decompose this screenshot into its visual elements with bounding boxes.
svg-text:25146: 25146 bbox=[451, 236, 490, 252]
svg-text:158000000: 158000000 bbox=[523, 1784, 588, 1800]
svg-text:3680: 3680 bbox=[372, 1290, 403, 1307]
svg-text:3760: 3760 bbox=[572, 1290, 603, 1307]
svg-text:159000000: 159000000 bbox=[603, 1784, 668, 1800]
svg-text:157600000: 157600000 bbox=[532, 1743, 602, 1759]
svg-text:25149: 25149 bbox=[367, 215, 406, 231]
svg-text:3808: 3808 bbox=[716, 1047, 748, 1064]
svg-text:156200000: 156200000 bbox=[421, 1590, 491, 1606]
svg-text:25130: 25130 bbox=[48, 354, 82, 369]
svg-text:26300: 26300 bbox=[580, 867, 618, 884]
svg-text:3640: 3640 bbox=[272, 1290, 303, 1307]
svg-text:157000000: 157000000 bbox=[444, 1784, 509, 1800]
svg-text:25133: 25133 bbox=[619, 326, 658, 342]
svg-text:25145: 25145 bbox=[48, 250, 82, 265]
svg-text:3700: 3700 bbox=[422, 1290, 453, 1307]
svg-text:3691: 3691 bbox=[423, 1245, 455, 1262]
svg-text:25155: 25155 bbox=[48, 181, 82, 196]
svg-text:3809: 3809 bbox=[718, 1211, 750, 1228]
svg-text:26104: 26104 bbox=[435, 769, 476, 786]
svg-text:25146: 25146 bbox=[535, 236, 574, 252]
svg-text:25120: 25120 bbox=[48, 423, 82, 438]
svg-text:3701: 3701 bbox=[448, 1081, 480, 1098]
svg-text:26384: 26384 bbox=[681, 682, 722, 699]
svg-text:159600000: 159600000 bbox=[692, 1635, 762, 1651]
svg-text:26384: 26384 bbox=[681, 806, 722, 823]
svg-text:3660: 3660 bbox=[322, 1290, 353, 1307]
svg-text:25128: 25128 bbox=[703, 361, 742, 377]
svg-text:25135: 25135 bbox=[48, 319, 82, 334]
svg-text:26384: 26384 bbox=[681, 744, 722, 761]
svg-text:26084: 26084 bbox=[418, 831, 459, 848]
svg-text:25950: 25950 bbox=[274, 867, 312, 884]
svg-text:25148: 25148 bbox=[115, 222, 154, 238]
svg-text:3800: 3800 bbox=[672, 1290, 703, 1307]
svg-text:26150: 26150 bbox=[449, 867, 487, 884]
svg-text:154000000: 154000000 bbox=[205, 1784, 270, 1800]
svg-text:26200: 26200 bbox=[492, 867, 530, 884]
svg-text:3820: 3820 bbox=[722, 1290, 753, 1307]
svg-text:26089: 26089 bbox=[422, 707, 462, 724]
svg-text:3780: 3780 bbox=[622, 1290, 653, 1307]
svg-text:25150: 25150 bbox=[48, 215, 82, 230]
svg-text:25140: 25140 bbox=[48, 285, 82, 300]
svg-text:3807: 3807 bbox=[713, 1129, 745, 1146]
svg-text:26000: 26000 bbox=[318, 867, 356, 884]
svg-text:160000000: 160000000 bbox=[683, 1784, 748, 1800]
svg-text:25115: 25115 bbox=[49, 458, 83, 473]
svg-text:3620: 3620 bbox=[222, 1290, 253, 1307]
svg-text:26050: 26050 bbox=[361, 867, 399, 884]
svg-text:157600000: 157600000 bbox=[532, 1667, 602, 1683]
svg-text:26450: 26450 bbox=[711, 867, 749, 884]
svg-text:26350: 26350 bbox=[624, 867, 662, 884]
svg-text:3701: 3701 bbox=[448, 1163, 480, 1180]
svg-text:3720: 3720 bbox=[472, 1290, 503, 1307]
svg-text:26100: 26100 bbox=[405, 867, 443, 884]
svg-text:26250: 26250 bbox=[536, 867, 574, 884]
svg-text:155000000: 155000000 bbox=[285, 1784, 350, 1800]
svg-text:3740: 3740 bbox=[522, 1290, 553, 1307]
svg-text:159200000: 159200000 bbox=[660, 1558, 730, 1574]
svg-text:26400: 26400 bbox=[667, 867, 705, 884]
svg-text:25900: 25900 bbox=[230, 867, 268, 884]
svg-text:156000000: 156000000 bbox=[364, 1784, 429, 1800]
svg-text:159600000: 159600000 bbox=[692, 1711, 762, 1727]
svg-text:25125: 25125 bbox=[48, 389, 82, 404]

— PROMPT —
Reproduce all of the data above line for line, leaving every character unchanged.

— RIGHT ANSWER —
decompose this screenshot into its visual elements with bounding boxes.
svg-text:25146: 25146 bbox=[451, 236, 490, 252]
svg-text:158000000: 158000000 bbox=[523, 1784, 588, 1800]
svg-text:3680: 3680 bbox=[372, 1290, 403, 1307]
svg-text:3760: 3760 bbox=[572, 1290, 603, 1307]
svg-text:159000000: 159000000 bbox=[603, 1784, 668, 1800]
svg-text:157600000: 157600000 bbox=[532, 1743, 602, 1759]
svg-text:25149: 25149 bbox=[367, 215, 406, 231]
svg-text:3808: 3808 bbox=[716, 1047, 748, 1064]
svg-text:156200000: 156200000 bbox=[421, 1590, 491, 1606]
svg-text:25130: 25130 bbox=[48, 354, 82, 369]
svg-text:26300: 26300 bbox=[580, 867, 618, 884]
svg-text:3640: 3640 bbox=[272, 1290, 303, 1307]
svg-text:157000000: 157000000 bbox=[444, 1784, 509, 1800]
svg-text:25133: 25133 bbox=[619, 326, 658, 342]
svg-text:25145: 25145 bbox=[48, 250, 82, 265]
svg-text:3700: 3700 bbox=[422, 1290, 453, 1307]
svg-text:3691: 3691 bbox=[423, 1245, 455, 1262]
svg-text:25155: 25155 bbox=[48, 181, 82, 196]
svg-text:3809: 3809 bbox=[718, 1211, 750, 1228]
svg-text:26104: 26104 bbox=[435, 769, 476, 786]
svg-text:25146: 25146 bbox=[535, 236, 574, 252]
svg-text:25120: 25120 bbox=[48, 423, 82, 438]
svg-text:3701: 3701 bbox=[448, 1081, 480, 1098]
svg-text:26384: 26384 bbox=[681, 682, 722, 699]
svg-text:159600000: 159600000 bbox=[692, 1635, 762, 1651]
svg-text:26384: 26384 bbox=[681, 806, 722, 823]
svg-text:3660: 3660 bbox=[322, 1290, 353, 1307]
svg-text:25128: 25128 bbox=[703, 361, 742, 377]
svg-text:25135: 25135 bbox=[48, 319, 82, 334]
svg-text:26384: 26384 bbox=[681, 744, 722, 761]
svg-text:26084: 26084 bbox=[418, 831, 459, 848]
svg-text:25950: 25950 bbox=[274, 867, 312, 884]
svg-text:25148: 25148 bbox=[115, 222, 154, 238]
svg-text:3800: 3800 bbox=[672, 1290, 703, 1307]
svg-text:26150: 26150 bbox=[449, 867, 487, 884]
svg-text:154000000: 154000000 bbox=[205, 1784, 270, 1800]
svg-text:26200: 26200 bbox=[492, 867, 530, 884]
svg-text:3820: 3820 bbox=[722, 1290, 753, 1307]
svg-text:26089: 26089 bbox=[422, 707, 462, 724]
svg-text:3780: 3780 bbox=[622, 1290, 653, 1307]
svg-text:25150: 25150 bbox=[48, 215, 82, 230]
svg-text:25140: 25140 bbox=[48, 285, 82, 300]
svg-text:3807: 3807 bbox=[713, 1129, 745, 1146]
svg-text:26000: 26000 bbox=[318, 867, 356, 884]
svg-text:160000000: 160000000 bbox=[683, 1784, 748, 1800]
svg-text:25115: 25115 bbox=[49, 458, 83, 473]
svg-text:3620: 3620 bbox=[222, 1290, 253, 1307]
svg-text:26050: 26050 bbox=[361, 867, 399, 884]
svg-text:157600000: 157600000 bbox=[532, 1667, 602, 1683]
svg-text:26450: 26450 bbox=[711, 867, 749, 884]
svg-text:26350: 26350 bbox=[624, 867, 662, 884]
svg-text:3701: 3701 bbox=[448, 1163, 480, 1180]
svg-text:3720: 3720 bbox=[472, 1290, 503, 1307]
svg-text:26100: 26100 bbox=[405, 867, 443, 884]
svg-text:26250: 26250 bbox=[536, 867, 574, 884]
svg-text:155000000: 155000000 bbox=[285, 1784, 350, 1800]
svg-text:3740: 3740 bbox=[522, 1290, 553, 1307]
svg-text:159200000: 159200000 bbox=[660, 1558, 730, 1574]
svg-text:26400: 26400 bbox=[667, 867, 705, 884]
svg-text:25900: 25900 bbox=[230, 867, 268, 884]
svg-text:156000000: 156000000 bbox=[364, 1784, 429, 1800]
svg-text:159600000: 159600000 bbox=[692, 1711, 762, 1727]
svg-text:25125: 25125 bbox=[48, 389, 82, 404]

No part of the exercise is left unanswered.